**What to work on:** Reproduce the records. Keep every word exact and include no images.

--- START ---

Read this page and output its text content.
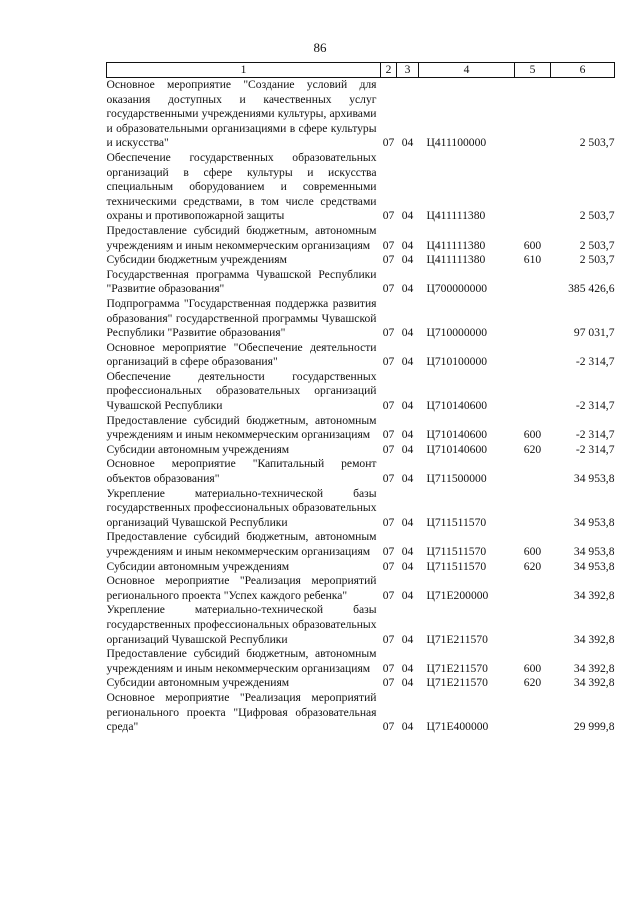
86
1	2	3	4	5	6
Основное мероприятие "Создание условий для оказания доступных и качественных услуг государственными учреждениями культуры, архивами и образовательными организациями в сфере культуры и искусства"	07	04	Ц411100000		2 503,7
Обеспечение государственных образовательных организаций в сфере культуры и искусства специальным оборудованием и современными техническими средствами, в том числе средствами охраны и противопожарной защиты	07	04	Ц411111380		2 503,7
Предоставление субсидий бюджетным, автономным учреждениям и иным некоммерческим организациям	07	04	Ц411111380	600	2 503,7
Субсидии бюджетным учреждениям	07	04	Ц411111380	610	2 503,7
Государственная программа Чувашской Республики "Развитие образования"	07	04	Ц700000000		385 426,6
Подпрограмма "Государственная поддержка развития образования" государственной программы Чувашской Республики "Развитие образования"	07	04	Ц710000000		97 031,7
Основное мероприятие "Обеспечение деятельности организаций в сфере образования"	07	04	Ц710100000		-2 314,7
Обеспечение деятельности государственных профессиональных образовательных организаций Чувашской Республики	07	04	Ц710140600		-2 314,7
Предоставление субсидий бюджетным, автономным учреждениям и иным некоммерческим организациям	07	04	Ц710140600	600	-2 314,7
Субсидии автономным учреждениям	07	04	Ц710140600	620	-2 314,7
Основное мероприятие "Капитальный ремонт объектов образования"	07	04	Ц711500000		34 953,8
Укрепление материально-технической базы государственных профессиональных образовательных организаций Чувашской Республики	07	04	Ц711511570		34 953,8
Предоставление субсидий бюджетным, автономным учреждениям и иным некоммерческим организациям	07	04	Ц711511570	600	34 953,8
Субсидии автономным учреждениям	07	04	Ц711511570	620	34 953,8
Основное мероприятие "Реализация мероприятий регионального проекта "Успех каждого ребенка"	07	04	Ц71E200000		34 392,8
Укрепление материально-технической базы государственных профессиональных образовательных организаций Чувашской Республики	07	04	Ц71E211570		34 392,8
Предоставление субсидий бюджетным, автономным учреждениям и иным некоммерческим организациям	07	04	Ц71E211570	600	34 392,8
Субсидии автономным учреждениям	07	04	Ц71E211570	620	34 392,8
Основное мероприятие "Реализация мероприятий регионального проекта "Цифровая образовательная среда"	07	04	Ц71E400000		29 999,8
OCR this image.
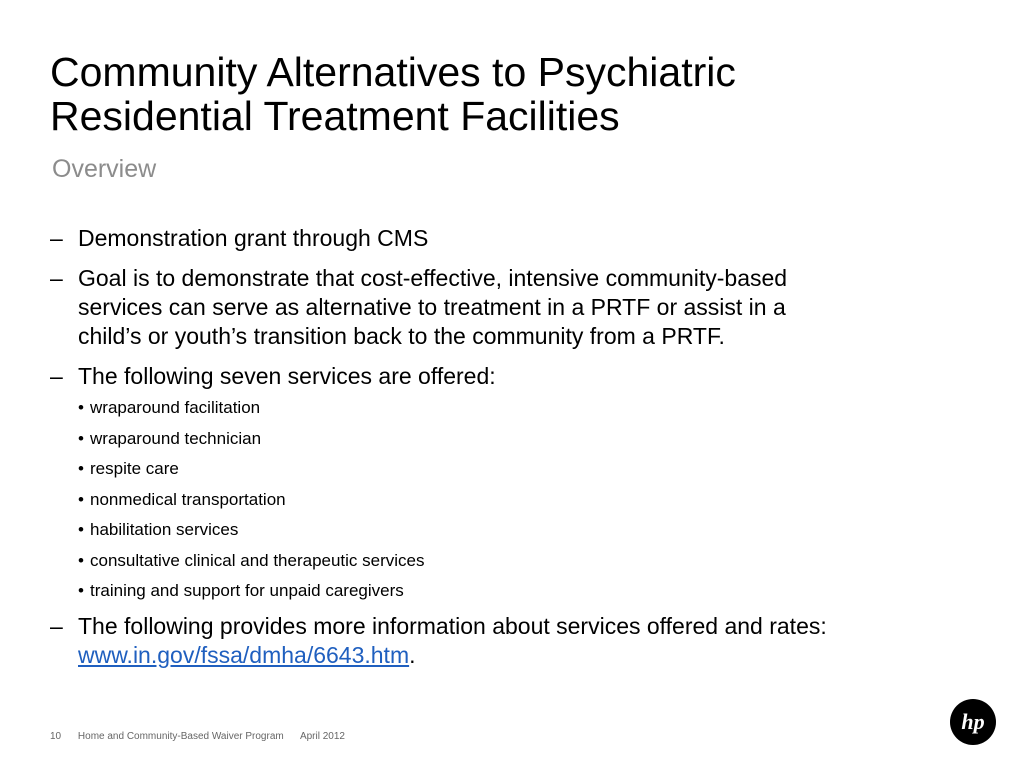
Community Alternatives to Psychiatric
Residential Treatment Facilities
Overview
– Demonstration grant through CMS
– Goal is to demonstrate that cost-effective, intensive community-based
services can serve as alternative to treatment in a PRTF or assist in a
child’s or youth’s transition back to the community from a PRTF.
– The following seven services are offered:
• wraparound facilitation
• wraparound technician
• respite care
• nonmedical transportation
• habilitation services
• consultative clinical and therapeutic services
• training and support for unpaid caregivers
– The following provides more information about services offered and rates:
www.in.gov/fssa/dmha/6643.htm.
10 Home and Community-Based Waiver Program April 2012
hp
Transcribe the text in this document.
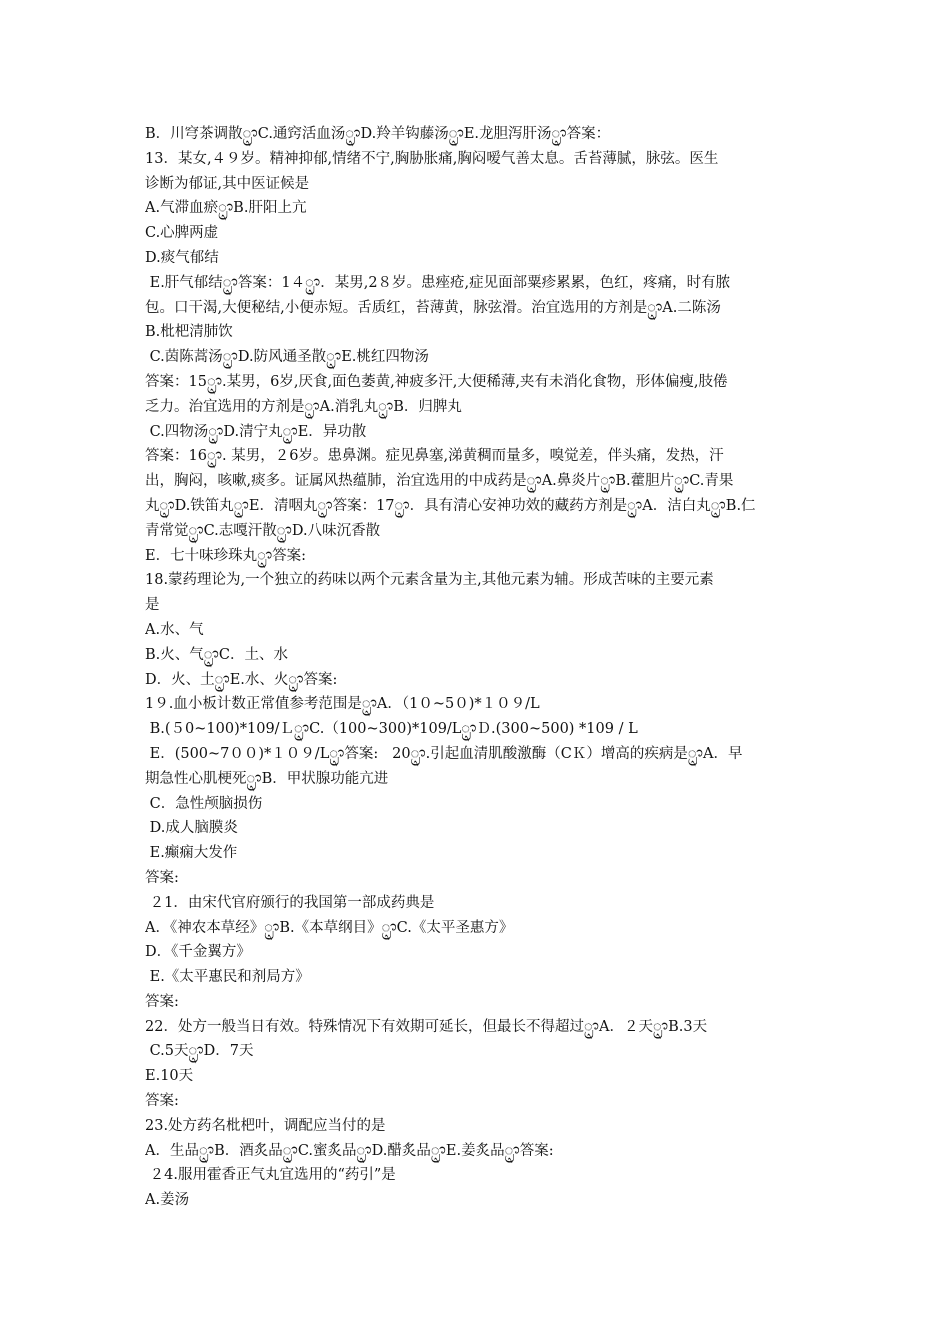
B．川穹茶调散ᬻC.通窍活血汤ᬻD.羚羊钩藤汤ᬻE.龙胆泻肝汤ᬻ答案：
13．某女,４９岁。精神抑郁,情绪不宁,胸胁胀痛,胸闷嗳气善太息。舌苔薄腻，脉弦。医生
诊断为郁证,其中医证候是
A.气滞血瘀ᬻB.肝阳上亢
C.心脾两虚
D.痰气郁结
E.肝气郁结ᬻ答案：1４ᬻ．某男,2８岁。患痤疮,症见面部粟疹累累，色红，疼痛，时有脓
包。口干渴,大便秘结,小便赤短。舌质红，苔薄黄，脉弦滑。治宜选用的方剂是ᬻA.二陈汤
B.枇杷清肺饮
C.茵陈蒿汤ᬻD.防风通圣散ᬻE.桃红四物汤
答案：15ᬻ.某男，6岁,厌食,面色萎黄,神疲多汗,大便稀薄,夹有未消化食物，形体偏瘦,肢倦
乏力。治宜选用的方剂是ᬻA.消乳丸ᬻB．归脾丸
C.四物汤ᬻD.清宁丸ᬻE．异功散
答案：16ᬻ. 某男，２6岁。患鼻渊。症见鼻塞,涕黄稠而量多，嗅觉差，伴头痛，发热，汗
出，胸闷，咳嗽,痰多。证属风热蕴肺，治宜选用的中成药是ᬻA.鼻炎片ᬻB.藿胆片ᬻC.青果
丸ᬻD.铁笛丸ᬻE．清咽丸ᬻ答案：17ᬻ．具有清心安神功效的藏药方剂是ᬻA．洁白丸ᬻB.仁
青常觉ᬻC.志嘎汗散ᬻD.八味沉香散
E．七十味珍珠丸ᬻ答案:
18.蒙药理论为,一个独立的药味以两个元素含量为主,其他元素为辅。形成苦味的主要元素
是
A.水、气
B.火、气ᬻC．土、水
D．火、土ᬻE.水、火ᬻ答案:
1９.血小板计数正常值参考范围是ᬻA．（1０~5０)*１０９/L
B.(５0~100)*109/ＬᬻC.（100~300)*109/LᬻＤ.(300~500) *109 / L
E．(500~7００)*１０９/Lᬻ答案:   20ᬻ.引起血清肌酸激酶（CＫ）增高的疾病是ᬻA．早
期急性心肌梗死ᬻB．甲状腺功能亢进
C．急性颅脑损伤
D.成人脑膜炎
E.癫痫大发作
答案:
２1．由宋代官府颁行的我国第一部成药典是
A．《神农本草经》ᬻB.《本草纲目》ᬻC.《太平圣惠方》
D．《千金翼方》
E.《太平惠民和剂局方》
答案:
22．处方一般当日有效。特殊情况下有效期可延长，但最长不得超过ᬻA．２天ᬻB.3天
C.5天ᬻD．7天
E.10天
答案:
23.处方药名枇杷叶，调配应当付的是
A．生品ᬻB．酒炙品ᬻC.蜜炙品ᬻD.醋炙品ᬻE.姜炙品ᬻ答案:
２4.服用霍香正气丸宜选用的“药引”是
A.姜汤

--- END ---

**Exercise solution:**
Read this page and output its text content.
86
1	2	3	4	5	6
Основное мероприятие "Создание условий для оказания доступных и качественных услуг государственными учреждениями культуры, архивами и образовательными организациями в сфере культуры и искусства"	07	04	Ц411100000		2 503,7
Обеспечение государственных образовательных организаций в сфере культуры и искусства специальным оборудованием и современными техническими средствами, в том числе средствами охраны и противопожарной защиты	07	04	Ц411111380		2 503,7
Предоставление субсидий бюджетным, автономным учреждениям и иным некоммерческим организациям	07	04	Ц411111380	600	2 503,7
Субсидии бюджетным учреждениям	07	04	Ц411111380	610	2 503,7
Государственная программа Чувашской Республики "Развитие образования"	07	04	Ц700000000		385 426,6
Подпрограмма "Государственная поддержка развития образования" государственной программы Чувашской Республики "Развитие образования"	07	04	Ц710000000		97 031,7
Основное мероприятие "Обеспечение деятельности организаций в сфере образования"	07	04	Ц710100000		-2 314,7
Обеспечение деятельности государственных профессиональных образовательных организаций Чувашской Республики	07	04	Ц710140600		-2 314,7
Предоставление субсидий бюджетным, автономным учреждениям и иным некоммерческим организациям	07	04	Ц710140600	600	-2 314,7
Субсидии автономным учреждениям	07	04	Ц710140600	620	-2 314,7
Основное мероприятие "Капитальный ремонт объектов образования"	07	04	Ц711500000		34 953,8
Укрепление материально-технической базы государственных профессиональных образовательных организаций Чувашской Республики	07	04	Ц711511570		34 953,8
Предоставление субсидий бюджетным, автономным учреждениям и иным некоммерческим организациям	07	04	Ц711511570	600	34 953,8
Субсидии автономным учреждениям	07	04	Ц711511570	620	34 953,8
Основное мероприятие "Реализация мероприятий регионального проекта "Успех каждого ребенка"	07	04	Ц71E200000		34 392,8
Укрепление материально-технической базы государственных профессиональных образовательных организаций Чувашской Республики	07	04	Ц71E211570		34 392,8
Предоставление субсидий бюджетным, автономным учреждениям и иным некоммерческим организациям	07	04	Ц71E211570	600	34 392,8
Субсидии автономным учреждениям	07	04	Ц71E211570	620	34 392,8
Основное мероприятие "Реализация мероприятий регионального проекта "Цифровая образовательная среда"	07	04	Ц71E400000		29 999,8
OCR this image.
Community Alternatives to Psychiatric
Residential Treatment Facilities
Overview
– Demonstration grant through CMS
– Goal is to demonstrate that cost-effective, intensive community-based
services can serve as alternative to treatment in a PRTF or assist in a
child’s or youth’s transition back to the community from a PRTF.
– The following seven services are offered:
• wraparound facilitation
• wraparound technician
• respite care
• nonmedical transportation
• habilitation services
• consultative clinical and therapeutic services
• training and support for unpaid caregivers
– The following provides more information about services offered and rates:
www.in.gov/fssa/dmha/6643.htm.
10 Home and Community-Based Waiver Program April 2012
hp
Transcribe the text in this document.
B．川穹茶调散ᬻC.通窍活血汤ᬻD.羚羊钩藤汤ᬻE.龙胆泻肝汤ᬻ答案：
13．某女,４９岁。精神抑郁,情绪不宁,胸胁胀痛,胸闷嗳气善太息。舌苔薄腻，脉弦。医生
诊断为郁证,其中医证候是
A.气滞血瘀ᬻB.肝阳上亢
C.心脾两虚
D.痰气郁结
E.肝气郁结ᬻ答案：1４ᬻ．某男,2８岁。患痤疮,症见面部粟疹累累，色红，疼痛，时有脓
包。口干渴,大便秘结,小便赤短。舌质红，苔薄黄，脉弦滑。治宜选用的方剂是ᬻA.二陈汤
B.枇杷清肺饮
C.茵陈蒿汤ᬻD.防风通圣散ᬻE.桃红四物汤
答案：15ᬻ.某男，6岁,厌食,面色萎黄,神疲多汗,大便稀薄,夹有未消化食物，形体偏瘦,肢倦
乏力。治宜选用的方剂是ᬻA.消乳丸ᬻB．归脾丸
C.四物汤ᬻD.清宁丸ᬻE．异功散
答案：16ᬻ. 某男，２6岁。患鼻渊。症见鼻塞,涕黄稠而量多，嗅觉差，伴头痛，发热，汗
出，胸闷，咳嗽,痰多。证属风热蕴肺，治宜选用的中成药是ᬻA.鼻炎片ᬻB.藿胆片ᬻC.青果
丸ᬻD.铁笛丸ᬻE．清咽丸ᬻ答案：17ᬻ．具有清心安神功效的藏药方剂是ᬻA．洁白丸ᬻB.仁
青常觉ᬻC.志嘎汗散ᬻD.八味沉香散
E．七十味珍珠丸ᬻ答案:
18.蒙药理论为,一个独立的药味以两个元素含量为主,其他元素为辅。形成苦味的主要元素
是
A.水、气
B.火、气ᬻC．土、水
D．火、土ᬻE.水、火ᬻ答案:
1９.血小板计数正常值参考范围是ᬻA．（1０~5０)*１０９/L
B.(５0~100)*109/ＬᬻC.（100~300)*109/LᬻＤ.(300~500) *109 / L
E．(500~7００)*１０９/Lᬻ答案:   20ᬻ.引起血清肌酸激酶（CＫ）增高的疾病是ᬻA．早
期急性心肌梗死ᬻB．甲状腺功能亢进
C．急性颅脑损伤
D.成人脑膜炎
E.癫痫大发作
答案:
２1．由宋代官府颁行的我国第一部成药典是
A．《神农本草经》ᬻB.《本草纲目》ᬻC.《太平圣惠方》
D．《千金翼方》
E.《太平惠民和剂局方》
答案:
22．处方一般当日有效。特殊情况下有效期可延长，但最长不得超过ᬻA．２天ᬻB.3天
C.5天ᬻD．7天
E.10天
答案:
23.处方药名枇杷叶，调配应当付的是
A．生品ᬻB．酒炙品ᬻC.蜜炙品ᬻD.醋炙品ᬻE.姜炙品ᬻ答案:
２4.服用霍香正气丸宜选用的“药引”是
A.姜汤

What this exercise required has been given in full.